:: AIM ::
Go through the entries one line at a time, and gather every line that has the word "this".
++++
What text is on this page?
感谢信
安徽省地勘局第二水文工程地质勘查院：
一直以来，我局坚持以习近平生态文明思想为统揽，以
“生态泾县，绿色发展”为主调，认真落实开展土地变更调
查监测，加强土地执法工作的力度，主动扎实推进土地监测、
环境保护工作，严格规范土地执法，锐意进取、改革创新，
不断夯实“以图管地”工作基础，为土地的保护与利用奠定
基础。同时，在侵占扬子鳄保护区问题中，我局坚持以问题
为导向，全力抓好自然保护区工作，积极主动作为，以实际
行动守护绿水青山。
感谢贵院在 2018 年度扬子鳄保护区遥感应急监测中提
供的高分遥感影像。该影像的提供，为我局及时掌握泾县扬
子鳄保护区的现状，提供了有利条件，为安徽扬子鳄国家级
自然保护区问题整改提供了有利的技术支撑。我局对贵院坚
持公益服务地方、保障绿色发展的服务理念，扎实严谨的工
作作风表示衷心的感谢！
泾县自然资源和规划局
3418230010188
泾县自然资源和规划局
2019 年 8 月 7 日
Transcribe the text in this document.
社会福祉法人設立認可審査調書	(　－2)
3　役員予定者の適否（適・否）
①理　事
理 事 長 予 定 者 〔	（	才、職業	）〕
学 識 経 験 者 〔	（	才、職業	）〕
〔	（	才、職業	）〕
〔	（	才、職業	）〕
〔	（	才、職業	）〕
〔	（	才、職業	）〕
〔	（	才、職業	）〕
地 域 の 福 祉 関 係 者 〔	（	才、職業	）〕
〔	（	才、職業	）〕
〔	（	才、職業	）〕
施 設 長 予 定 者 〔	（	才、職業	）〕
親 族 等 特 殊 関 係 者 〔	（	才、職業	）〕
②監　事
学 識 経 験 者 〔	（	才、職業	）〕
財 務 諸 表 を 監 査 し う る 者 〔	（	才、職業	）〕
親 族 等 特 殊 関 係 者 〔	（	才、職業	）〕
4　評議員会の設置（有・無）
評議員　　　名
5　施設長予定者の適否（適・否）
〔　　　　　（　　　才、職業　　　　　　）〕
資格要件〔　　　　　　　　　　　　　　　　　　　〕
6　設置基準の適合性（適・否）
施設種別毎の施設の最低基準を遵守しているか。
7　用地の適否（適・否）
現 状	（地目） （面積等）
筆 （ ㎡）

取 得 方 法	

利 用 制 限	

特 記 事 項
++++
:: SOLUTION TO THE EXERCISE ::
What text is on this page?
Transcribe the text in this document.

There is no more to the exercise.